_TASK TO COMPLETE_
Search the material for the string "into", then return every line where it is found.

_RAW RECORDS_
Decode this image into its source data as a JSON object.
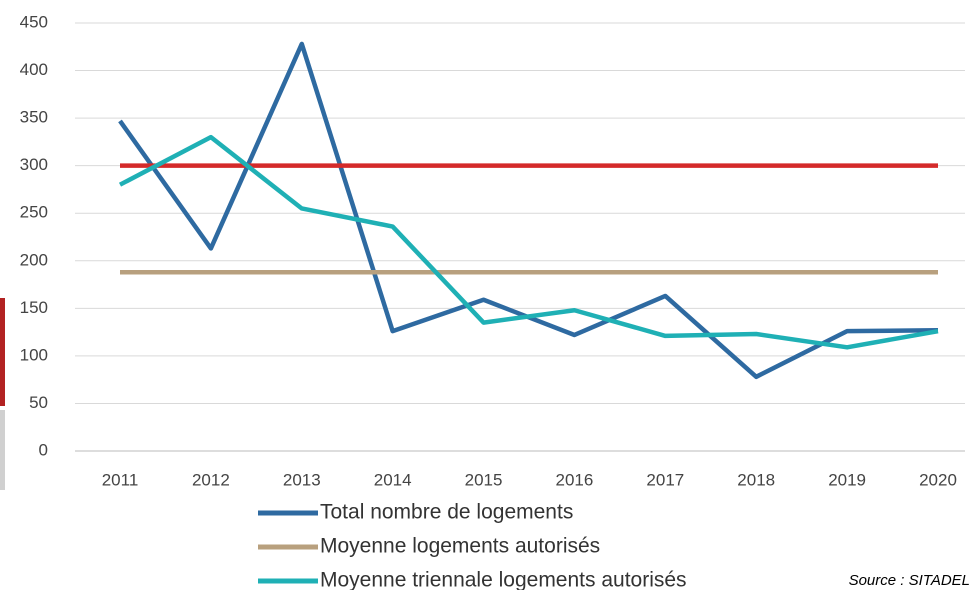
{
  "chart_data": {
    "type": "line",
    "categories": [
      "2011",
      "2012",
      "2013",
      "2014",
      "2015",
      "2016",
      "2017",
      "2018",
      "2019",
      "2020"
    ],
    "series": [
      {
        "name": "Total nombre de logements",
        "color": "#2e6aa1",
        "values": [
          347,
          213,
          428,
          126,
          159,
          122,
          163,
          78,
          126,
          127
        ]
      },
      {
        "color": "#d42a2a",
        "values": [
          300,
          300,
          300,
          300,
          300,
          300,
          300,
          300,
          300,
          300
        ]
      },
      {
        "name": "Moyenne logements autorisés",
        "color": "#b8a07e",
        "values": [
          188,
          188,
          188,
          188,
          188,
          188,
          188,
          188,
          188,
          188
        ]
      },
      {
        "name": "Moyenne triennale logements autorisés",
        "color": "#1fb0b5",
        "values": [
          280,
          330,
          255,
          236,
          135,
          148,
          121,
          123,
          109,
          126
        ]
      }
    ],
    "ylim": [
      0,
      450
    ],
    "yticks": [
      0,
      50,
      100,
      150,
      200,
      250,
      300,
      350,
      400,
      450
    ],
    "grid": true,
    "source": "Source : SITADEL"
  }
}
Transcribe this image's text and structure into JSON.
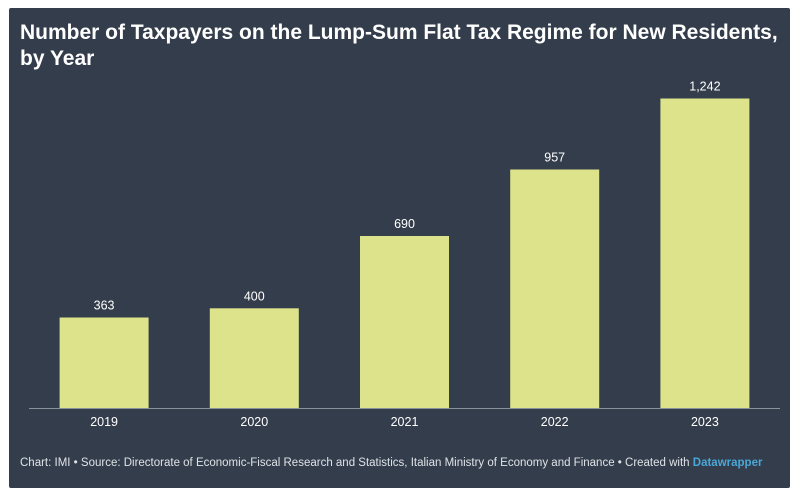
{
  "chart_data": {
    "type": "bar",
    "title": "Number of Taxpayers on the Lump-Sum Flat Tax Regime for New Residents, by Year",
    "categories": [
      "2019",
      "2020",
      "2021",
      "2022",
      "2023"
    ],
    "values": [
      363,
      400,
      690,
      957,
      1242
    ],
    "value_labels": [
      "363",
      "400",
      "690",
      "957",
      "1,242"
    ],
    "xlabel": "",
    "ylabel": "",
    "ylim": [
      0,
      1280
    ],
    "grid": false,
    "legend": "none"
  },
  "footer": {
    "prefix": "Chart: IMI • Source: Directorate of Economic-Fiscal Research and Statistics, Italian Ministry of Economy and Finance • Created with",
    "brand": "Datawrapper"
  },
  "colors": {
    "background": "#343d4b",
    "bar": "#dce38b",
    "text": "#ffffff",
    "brand": "#4aa7d6"
  }
}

_THE SOLUTION_
Decode this image into its source data as a JSON object.
Transcribe this image's text and structure into JSON.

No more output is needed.